→ **WHAT YOU WILL DO**
What lines of the data hold the string "大阪市立東洋陶磁美術館"? Pull each one out.

A run of records

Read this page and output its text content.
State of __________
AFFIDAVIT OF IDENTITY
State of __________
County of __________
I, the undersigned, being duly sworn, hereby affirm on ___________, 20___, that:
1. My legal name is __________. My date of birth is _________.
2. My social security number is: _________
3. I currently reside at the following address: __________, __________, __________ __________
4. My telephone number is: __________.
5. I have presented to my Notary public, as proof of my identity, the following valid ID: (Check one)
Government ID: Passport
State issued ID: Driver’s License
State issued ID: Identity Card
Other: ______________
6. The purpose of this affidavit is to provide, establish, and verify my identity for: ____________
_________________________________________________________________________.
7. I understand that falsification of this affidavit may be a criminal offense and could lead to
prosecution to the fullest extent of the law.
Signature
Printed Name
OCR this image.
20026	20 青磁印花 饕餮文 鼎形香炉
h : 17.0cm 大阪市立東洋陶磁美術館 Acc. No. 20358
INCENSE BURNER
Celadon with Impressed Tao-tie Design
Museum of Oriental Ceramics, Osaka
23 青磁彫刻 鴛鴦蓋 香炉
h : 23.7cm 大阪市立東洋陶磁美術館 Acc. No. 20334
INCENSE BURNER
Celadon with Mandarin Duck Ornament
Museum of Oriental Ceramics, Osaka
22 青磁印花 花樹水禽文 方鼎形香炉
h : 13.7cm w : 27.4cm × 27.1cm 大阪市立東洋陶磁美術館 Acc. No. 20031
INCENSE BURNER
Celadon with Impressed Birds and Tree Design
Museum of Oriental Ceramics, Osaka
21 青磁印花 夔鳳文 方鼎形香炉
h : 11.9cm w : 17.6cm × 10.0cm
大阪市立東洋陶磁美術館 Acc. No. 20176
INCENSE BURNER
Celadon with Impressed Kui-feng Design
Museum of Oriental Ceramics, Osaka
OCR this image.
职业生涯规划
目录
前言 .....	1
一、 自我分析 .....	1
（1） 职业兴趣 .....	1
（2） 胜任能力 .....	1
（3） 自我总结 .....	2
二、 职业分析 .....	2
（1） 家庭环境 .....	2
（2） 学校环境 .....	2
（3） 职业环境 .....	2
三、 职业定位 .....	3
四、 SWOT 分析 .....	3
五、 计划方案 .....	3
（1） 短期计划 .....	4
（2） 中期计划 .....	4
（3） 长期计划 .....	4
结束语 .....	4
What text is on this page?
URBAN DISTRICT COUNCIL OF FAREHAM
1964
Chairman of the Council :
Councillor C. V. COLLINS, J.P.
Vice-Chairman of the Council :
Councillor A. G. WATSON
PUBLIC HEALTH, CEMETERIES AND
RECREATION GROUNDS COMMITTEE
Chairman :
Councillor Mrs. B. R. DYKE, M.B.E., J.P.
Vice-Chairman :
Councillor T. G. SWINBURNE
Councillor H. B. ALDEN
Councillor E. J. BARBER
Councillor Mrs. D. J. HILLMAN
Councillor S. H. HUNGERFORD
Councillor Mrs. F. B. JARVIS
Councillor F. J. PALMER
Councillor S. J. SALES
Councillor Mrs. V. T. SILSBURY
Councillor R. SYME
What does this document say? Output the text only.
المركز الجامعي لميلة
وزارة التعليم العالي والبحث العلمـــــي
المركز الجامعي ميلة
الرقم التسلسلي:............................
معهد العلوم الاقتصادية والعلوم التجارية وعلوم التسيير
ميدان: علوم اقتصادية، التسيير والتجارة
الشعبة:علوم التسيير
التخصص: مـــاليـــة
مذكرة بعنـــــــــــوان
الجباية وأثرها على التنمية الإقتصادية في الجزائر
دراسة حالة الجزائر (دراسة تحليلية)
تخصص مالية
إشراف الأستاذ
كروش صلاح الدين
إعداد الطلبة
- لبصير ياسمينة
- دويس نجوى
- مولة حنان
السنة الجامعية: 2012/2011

→ **SOLUTION FOR THIS PROBLEM**
h : 17.0cm 大阪市立東洋陶磁美術館 Acc. No. 20358
h : 23.7cm 大阪市立東洋陶磁美術館 Acc. No. 20334
h : 13.7cm w : 27.4cm × 27.1cm 大阪市立東洋陶磁美術館 Acc. No. 20031
大阪市立東洋陶磁美術館 Acc. No. 20176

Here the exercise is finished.